## Start Records shown
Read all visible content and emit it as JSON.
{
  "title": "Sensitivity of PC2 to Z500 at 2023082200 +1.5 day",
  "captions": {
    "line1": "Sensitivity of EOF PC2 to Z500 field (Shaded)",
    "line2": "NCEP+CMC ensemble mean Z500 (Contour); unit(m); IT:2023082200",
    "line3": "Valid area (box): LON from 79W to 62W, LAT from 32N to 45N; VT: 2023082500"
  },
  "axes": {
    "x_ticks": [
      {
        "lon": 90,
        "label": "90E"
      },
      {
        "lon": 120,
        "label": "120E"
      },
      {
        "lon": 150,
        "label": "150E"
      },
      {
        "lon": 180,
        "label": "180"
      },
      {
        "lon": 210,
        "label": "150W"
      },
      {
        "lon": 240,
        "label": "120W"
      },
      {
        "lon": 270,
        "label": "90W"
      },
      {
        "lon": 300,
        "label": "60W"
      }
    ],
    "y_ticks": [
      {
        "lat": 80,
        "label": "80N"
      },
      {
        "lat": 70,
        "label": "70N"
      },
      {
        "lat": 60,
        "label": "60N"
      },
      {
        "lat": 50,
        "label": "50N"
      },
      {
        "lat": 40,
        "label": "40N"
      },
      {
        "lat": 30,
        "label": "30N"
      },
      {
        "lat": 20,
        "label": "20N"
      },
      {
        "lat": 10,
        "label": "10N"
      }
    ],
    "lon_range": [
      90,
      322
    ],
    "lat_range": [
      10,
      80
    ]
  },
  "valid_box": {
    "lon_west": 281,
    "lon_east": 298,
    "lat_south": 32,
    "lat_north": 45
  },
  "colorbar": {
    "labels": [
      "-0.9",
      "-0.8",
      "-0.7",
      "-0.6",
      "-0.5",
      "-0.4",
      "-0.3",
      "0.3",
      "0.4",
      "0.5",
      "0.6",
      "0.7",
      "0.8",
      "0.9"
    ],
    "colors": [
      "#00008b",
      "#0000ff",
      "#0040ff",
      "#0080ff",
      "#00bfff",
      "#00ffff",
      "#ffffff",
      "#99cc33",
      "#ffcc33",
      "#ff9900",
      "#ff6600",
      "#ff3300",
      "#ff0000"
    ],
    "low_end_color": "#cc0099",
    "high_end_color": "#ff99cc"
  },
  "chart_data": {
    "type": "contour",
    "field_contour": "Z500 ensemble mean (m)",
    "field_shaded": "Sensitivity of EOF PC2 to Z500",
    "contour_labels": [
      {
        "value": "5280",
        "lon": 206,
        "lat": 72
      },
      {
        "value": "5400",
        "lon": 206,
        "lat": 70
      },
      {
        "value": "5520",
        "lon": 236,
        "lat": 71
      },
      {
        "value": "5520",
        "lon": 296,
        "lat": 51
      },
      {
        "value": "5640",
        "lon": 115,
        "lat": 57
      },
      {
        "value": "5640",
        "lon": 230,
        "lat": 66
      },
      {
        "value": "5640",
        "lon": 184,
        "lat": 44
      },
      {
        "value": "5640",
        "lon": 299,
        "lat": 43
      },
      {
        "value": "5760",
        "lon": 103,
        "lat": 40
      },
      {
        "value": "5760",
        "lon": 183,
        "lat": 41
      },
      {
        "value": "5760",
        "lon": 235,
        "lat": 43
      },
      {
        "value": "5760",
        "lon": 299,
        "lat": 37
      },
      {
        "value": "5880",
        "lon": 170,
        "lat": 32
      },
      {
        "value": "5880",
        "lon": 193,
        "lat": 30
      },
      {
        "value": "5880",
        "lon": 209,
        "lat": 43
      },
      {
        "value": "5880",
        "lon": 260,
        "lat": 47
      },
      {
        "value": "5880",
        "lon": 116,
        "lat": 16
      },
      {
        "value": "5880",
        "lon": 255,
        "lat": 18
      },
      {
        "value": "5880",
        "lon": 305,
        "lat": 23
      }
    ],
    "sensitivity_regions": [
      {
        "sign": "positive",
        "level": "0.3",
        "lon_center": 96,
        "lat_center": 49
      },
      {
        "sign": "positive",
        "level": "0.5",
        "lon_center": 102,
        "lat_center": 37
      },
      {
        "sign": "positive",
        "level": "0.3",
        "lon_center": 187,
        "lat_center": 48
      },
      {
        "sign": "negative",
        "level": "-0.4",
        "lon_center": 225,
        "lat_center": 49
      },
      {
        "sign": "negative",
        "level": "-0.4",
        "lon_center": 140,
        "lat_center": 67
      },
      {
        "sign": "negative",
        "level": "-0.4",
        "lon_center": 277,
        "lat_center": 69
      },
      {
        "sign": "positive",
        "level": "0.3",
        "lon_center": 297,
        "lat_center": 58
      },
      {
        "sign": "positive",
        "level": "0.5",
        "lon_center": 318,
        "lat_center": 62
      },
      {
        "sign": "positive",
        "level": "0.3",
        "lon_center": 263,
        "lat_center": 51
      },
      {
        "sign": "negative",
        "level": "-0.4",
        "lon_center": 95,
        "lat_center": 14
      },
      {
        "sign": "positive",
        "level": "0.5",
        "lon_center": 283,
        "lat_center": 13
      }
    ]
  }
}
## End Records shown
Your task is to retype all the records above with nothing left out.

Read all visible content and emit it as JSON.
{
  "title": "Sensitivity of PC2 to Z500 at 2023082200 +1.5 day",
  "captions": {
    "line1": "Sensitivity of EOF PC2 to Z500 field (Shaded)",
    "line2": "NCEP+CMC ensemble mean Z500 (Contour); unit(m); IT:2023082200",
    "line3": "Valid area (box): LON from 79W to 62W, LAT from 32N to 45N; VT: 2023082500"
  },
  "axes": {
    "x_ticks": [
      {
        "lon": 90,
        "label": "90E"
      },
      {
        "lon": 120,
        "label": "120E"
      },
      {
        "lon": 150,
        "label": "150E"
      },
      {
        "lon": 180,
        "label": "180"
      },
      {
        "lon": 210,
        "label": "150W"
      },
      {
        "lon": 240,
        "label": "120W"
      },
      {
        "lon": 270,
        "label": "90W"
      },
      {
        "lon": 300,
        "label": "60W"
      }
    ],
    "y_ticks": [
      {
        "lat": 80,
        "label": "80N"
      },
      {
        "lat": 70,
        "label": "70N"
      },
      {
        "lat": 60,
        "label": "60N"
      },
      {
        "lat": 50,
        "label": "50N"
      },
      {
        "lat": 40,
        "label": "40N"
      },
      {
        "lat": 30,
        "label": "30N"
      },
      {
        "lat": 20,
        "label": "20N"
      },
      {
        "lat": 10,
        "label": "10N"
      }
    ],
    "lon_range": [
      90,
      322
    ],
    "lat_range": [
      10,
      80
    ]
  },
  "valid_box": {
    "lon_west": 281,
    "lon_east": 298,
    "lat_south": 32,
    "lat_north": 45
  },
  "colorbar": {
    "labels": [
      "-0.9",
      "-0.8",
      "-0.7",
      "-0.6",
      "-0.5",
      "-0.4",
      "-0.3",
      "0.3",
      "0.4",
      "0.5",
      "0.6",
      "0.7",
      "0.8",
      "0.9"
    ],
    "colors": [
      "#00008b",
      "#0000ff",
      "#0040ff",
      "#0080ff",
      "#00bfff",
      "#00ffff",
      "#ffffff",
      "#99cc33",
      "#ffcc33",
      "#ff9900",
      "#ff6600",
      "#ff3300",
      "#ff0000"
    ],
    "low_end_color": "#cc0099",
    "high_end_color": "#ff99cc"
  },
  "chart_data": {
    "type": "contour",
    "field_contour": "Z500 ensemble mean (m)",
    "field_shaded": "Sensitivity of EOF PC2 to Z500",
    "contour_labels": [
      {
        "value": "5280",
        "lon": 206,
        "lat": 72
      },
      {
        "value": "5400",
        "lon": 206,
        "lat": 70
      },
      {
        "value": "5520",
        "lon": 236,
        "lat": 71
      },
      {
        "value": "5520",
        "lon": 296,
        "lat": 51
      },
      {
        "value": "5640",
        "lon": 115,
        "lat": 57
      },
      {
        "value": "5640",
        "lon": 230,
        "lat": 66
      },
      {
        "value": "5640",
        "lon": 184,
        "lat": 44
      },
      {
        "value": "5640",
        "lon": 299,
        "lat": 43
      },
      {
        "value": "5760",
        "lon": 103,
        "lat": 40
      },
      {
        "value": "5760",
        "lon": 183,
        "lat": 41
      },
      {
        "value": "5760",
        "lon": 235,
        "lat": 43
      },
      {
        "value": "5760",
        "lon": 299,
        "lat": 37
      },
      {
        "value": "5880",
        "lon": 170,
        "lat": 32
      },
      {
        "value": "5880",
        "lon": 193,
        "lat": 30
      },
      {
        "value": "5880",
        "lon": 209,
        "lat": 43
      },
      {
        "value": "5880",
        "lon": 260,
        "lat": 47
      },
      {
        "value": "5880",
        "lon": 116,
        "lat": 16
      },
      {
        "value": "5880",
        "lon": 255,
        "lat": 18
      },
      {
        "value": "5880",
        "lon": 305,
        "lat": 23
      }
    ],
    "sensitivity_regions": [
      {
        "sign": "positive",
        "level": "0.3",
        "lon_center": 96,
        "lat_center": 49
      },
      {
        "sign": "positive",
        "level": "0.5",
        "lon_center": 102,
        "lat_center": 37
      },
      {
        "sign": "positive",
        "level": "0.3",
        "lon_center": 187,
        "lat_center": 48
      },
      {
        "sign": "negative",
        "level": "-0.4",
        "lon_center": 225,
        "lat_center": 49
      },
      {
        "sign": "negative",
        "level": "-0.4",
        "lon_center": 140,
        "lat_center": 67
      },
      {
        "sign": "negative",
        "level": "-0.4",
        "lon_center": 277,
        "lat_center": 69
      },
      {
        "sign": "positive",
        "level": "0.3",
        "lon_center": 297,
        "lat_center": 58
      },
      {
        "sign": "positive",
        "level": "0.5",
        "lon_center": 318,
        "lat_center": 62
      },
      {
        "sign": "positive",
        "level": "0.3",
        "lon_center": 263,
        "lat_center": 51
      },
      {
        "sign": "negative",
        "level": "-0.4",
        "lon_center": 95,
        "lat_center": 14
      },
      {
        "sign": "positive",
        "level": "0.5",
        "lon_center": 283,
        "lat_center": 13
      }
    ]
  }
}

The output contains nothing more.